◆ Short problem
Extract the entries in their exact form.

Dataset rows about figures
⁂
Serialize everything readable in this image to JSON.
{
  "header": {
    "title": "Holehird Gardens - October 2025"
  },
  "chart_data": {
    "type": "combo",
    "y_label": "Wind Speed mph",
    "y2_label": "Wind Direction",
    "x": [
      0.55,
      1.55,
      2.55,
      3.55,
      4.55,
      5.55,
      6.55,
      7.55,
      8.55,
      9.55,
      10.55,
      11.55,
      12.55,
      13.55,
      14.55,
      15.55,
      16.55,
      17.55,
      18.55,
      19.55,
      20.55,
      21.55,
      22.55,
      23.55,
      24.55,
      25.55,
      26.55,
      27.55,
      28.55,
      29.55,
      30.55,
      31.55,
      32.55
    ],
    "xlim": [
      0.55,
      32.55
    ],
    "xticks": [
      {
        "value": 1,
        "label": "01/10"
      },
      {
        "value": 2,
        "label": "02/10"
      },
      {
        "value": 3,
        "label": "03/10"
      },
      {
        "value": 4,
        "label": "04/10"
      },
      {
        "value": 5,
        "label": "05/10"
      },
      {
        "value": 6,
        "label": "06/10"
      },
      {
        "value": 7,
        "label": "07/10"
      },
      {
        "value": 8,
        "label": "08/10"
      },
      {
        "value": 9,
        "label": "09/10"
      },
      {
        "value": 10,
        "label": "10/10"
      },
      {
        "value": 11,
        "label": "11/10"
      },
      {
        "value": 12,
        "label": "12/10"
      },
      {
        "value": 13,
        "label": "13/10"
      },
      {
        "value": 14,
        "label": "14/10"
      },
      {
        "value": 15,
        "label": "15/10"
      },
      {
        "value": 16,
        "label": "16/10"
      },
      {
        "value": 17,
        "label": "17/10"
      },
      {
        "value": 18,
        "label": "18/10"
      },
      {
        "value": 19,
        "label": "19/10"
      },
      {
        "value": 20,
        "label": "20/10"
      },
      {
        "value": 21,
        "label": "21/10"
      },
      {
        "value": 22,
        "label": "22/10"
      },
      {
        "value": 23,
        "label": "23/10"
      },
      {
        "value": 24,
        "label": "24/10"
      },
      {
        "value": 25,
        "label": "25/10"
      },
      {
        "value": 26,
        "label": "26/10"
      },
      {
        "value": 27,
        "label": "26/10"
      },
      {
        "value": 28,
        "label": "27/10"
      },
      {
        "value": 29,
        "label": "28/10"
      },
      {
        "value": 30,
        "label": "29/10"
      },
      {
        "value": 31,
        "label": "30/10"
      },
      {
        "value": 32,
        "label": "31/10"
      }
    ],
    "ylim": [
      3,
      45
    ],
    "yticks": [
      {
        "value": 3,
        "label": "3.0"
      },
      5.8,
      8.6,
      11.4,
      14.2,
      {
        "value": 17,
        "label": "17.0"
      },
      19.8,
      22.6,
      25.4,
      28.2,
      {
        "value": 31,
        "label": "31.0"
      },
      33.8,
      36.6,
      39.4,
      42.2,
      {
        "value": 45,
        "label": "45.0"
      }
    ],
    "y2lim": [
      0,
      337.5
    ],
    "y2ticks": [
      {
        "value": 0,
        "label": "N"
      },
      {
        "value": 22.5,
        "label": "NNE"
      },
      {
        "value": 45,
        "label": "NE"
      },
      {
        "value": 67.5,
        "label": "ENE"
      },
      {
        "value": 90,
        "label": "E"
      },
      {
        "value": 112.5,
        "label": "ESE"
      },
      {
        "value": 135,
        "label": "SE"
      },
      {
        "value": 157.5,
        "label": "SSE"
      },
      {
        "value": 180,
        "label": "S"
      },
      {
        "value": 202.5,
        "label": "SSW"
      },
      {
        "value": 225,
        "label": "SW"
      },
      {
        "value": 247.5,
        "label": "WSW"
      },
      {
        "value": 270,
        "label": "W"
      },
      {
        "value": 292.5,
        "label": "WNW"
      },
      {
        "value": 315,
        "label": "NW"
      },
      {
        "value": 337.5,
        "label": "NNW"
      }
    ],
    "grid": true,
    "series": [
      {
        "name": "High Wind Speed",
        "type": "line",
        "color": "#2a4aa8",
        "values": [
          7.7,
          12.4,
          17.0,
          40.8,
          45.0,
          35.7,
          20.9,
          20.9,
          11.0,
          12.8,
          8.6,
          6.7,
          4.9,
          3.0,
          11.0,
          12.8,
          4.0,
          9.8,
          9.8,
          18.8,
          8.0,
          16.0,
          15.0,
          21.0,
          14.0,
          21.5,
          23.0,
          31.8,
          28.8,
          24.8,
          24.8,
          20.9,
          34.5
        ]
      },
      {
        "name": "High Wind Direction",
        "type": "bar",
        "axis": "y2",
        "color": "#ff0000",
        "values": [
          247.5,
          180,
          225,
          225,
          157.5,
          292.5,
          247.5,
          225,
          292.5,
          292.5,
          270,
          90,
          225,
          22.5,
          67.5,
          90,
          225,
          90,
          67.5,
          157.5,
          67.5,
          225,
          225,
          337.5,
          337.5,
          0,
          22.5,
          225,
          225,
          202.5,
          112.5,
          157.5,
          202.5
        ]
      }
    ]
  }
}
⁂
◆ Reply
Serialize everything readable in this image to JSON.
{
  "header": {
    "title": "Holehird Gardens - October 2025"
  },
  "chart_data": {
    "type": "combo",
    "y_label": "Wind Speed mph",
    "y2_label": "Wind Direction",
    "x": [
      0.55,
      1.55,
      2.55,
      3.55,
      4.55,
      5.55,
      6.55,
      7.55,
      8.55,
      9.55,
      10.55,
      11.55,
      12.55,
      13.55,
      14.55,
      15.55,
      16.55,
      17.55,
      18.55,
      19.55,
      20.55,
      21.55,
      22.55,
      23.55,
      24.55,
      25.55,
      26.55,
      27.55,
      28.55,
      29.55,
      30.55,
      31.55,
      32.55
    ],
    "xlim": [
      0.55,
      32.55
    ],
    "xticks": [
      {
        "value": 1,
        "label": "01/10"
      },
      {
        "value": 2,
        "label": "02/10"
      },
      {
        "value": 3,
        "label": "03/10"
      },
      {
        "value": 4,
        "label": "04/10"
      },
      {
        "value": 5,
        "label": "05/10"
      },
      {
        "value": 6,
        "label": "06/10"
      },
      {
        "value": 7,
        "label": "07/10"
      },
      {
        "value": 8,
        "label": "08/10"
      },
      {
        "value": 9,
        "label": "09/10"
      },
      {
        "value": 10,
        "label": "10/10"
      },
      {
        "value": 11,
        "label": "11/10"
      },
      {
        "value": 12,
        "label": "12/10"
      },
      {
        "value": 13,
        "label": "13/10"
      },
      {
        "value": 14,
        "label": "14/10"
      },
      {
        "value": 15,
        "label": "15/10"
      },
      {
        "value": 16,
        "label": "16/10"
      },
      {
        "value": 17,
        "label": "17/10"
      },
      {
        "value": 18,
        "label": "18/10"
      },
      {
        "value": 19,
        "label": "19/10"
      },
      {
        "value": 20,
        "label": "20/10"
      },
      {
        "value": 21,
        "label": "21/10"
      },
      {
        "value": 22,
        "label": "22/10"
      },
      {
        "value": 23,
        "label": "23/10"
      },
      {
        "value": 24,
        "label": "24/10"
      },
      {
        "value": 25,
        "label": "25/10"
      },
      {
        "value": 26,
        "label": "26/10"
      },
      {
        "value": 27,
        "label": "26/10"
      },
      {
        "value": 28,
        "label": "27/10"
      },
      {
        "value": 29,
        "label": "28/10"
      },
      {
        "value": 30,
        "label": "29/10"
      },
      {
        "value": 31,
        "label": "30/10"
      },
      {
        "value": 32,
        "label": "31/10"
      }
    ],
    "ylim": [
      3,
      45
    ],
    "yticks": [
      {
        "value": 3,
        "label": "3.0"
      },
      5.8,
      8.6,
      11.4,
      14.2,
      {
        "value": 17,
        "label": "17.0"
      },
      19.8,
      22.6,
      25.4,
      28.2,
      {
        "value": 31,
        "label": "31.0"
      },
      33.8,
      36.6,
      39.4,
      42.2,
      {
        "value": 45,
        "label": "45.0"
      }
    ],
    "y2lim": [
      0,
      337.5
    ],
    "y2ticks": [
      {
        "value": 0,
        "label": "N"
      },
      {
        "value": 22.5,
        "label": "NNE"
      },
      {
        "value": 45,
        "label": "NE"
      },
      {
        "value": 67.5,
        "label": "ENE"
      },
      {
        "value": 90,
        "label": "E"
      },
      {
        "value": 112.5,
        "label": "ESE"
      },
      {
        "value": 135,
        "label": "SE"
      },
      {
        "value": 157.5,
        "label": "SSE"
      },
      {
        "value": 180,
        "label": "S"
      },
      {
        "value": 202.5,
        "label": "SSW"
      },
      {
        "value": 225,
        "label": "SW"
      },
      {
        "value": 247.5,
        "label": "WSW"
      },
      {
        "value": 270,
        "label": "W"
      },
      {
        "value": 292.5,
        "label": "WNW"
      },
      {
        "value": 315,
        "label": "NW"
      },
      {
        "value": 337.5,
        "label": "NNW"
      }
    ],
    "grid": true,
    "series": [
      {
        "name": "High Wind Speed",
        "type": "line",
        "color": "#2a4aa8",
        "values": [
          7.7,
          12.4,
          17.0,
          40.8,
          45.0,
          35.7,
          20.9,
          20.9,
          11.0,
          12.8,
          8.6,
          6.7,
          4.9,
          3.0,
          11.0,
          12.8,
          4.0,
          9.8,
          9.8,
          18.8,
          8.0,
          16.0,
          15.0,
          21.0,
          14.0,
          21.5,
          23.0,
          31.8,
          28.8,
          24.8,
          24.8,
          20.9,
          34.5
        ]
      },
      {
        "name": "High Wind Direction",
        "type": "bar",
        "axis": "y2",
        "color": "#ff0000",
        "values": [
          247.5,
          180,
          225,
          225,
          157.5,
          292.5,
          247.5,
          225,
          292.5,
          292.5,
          270,
          90,
          225,
          22.5,
          67.5,
          90,
          225,
          90,
          67.5,
          157.5,
          67.5,
          225,
          225,
          337.5,
          337.5,
          0,
          22.5,
          225,
          225,
          202.5,
          112.5,
          157.5,
          202.5
        ]
      }
    ]
  }
}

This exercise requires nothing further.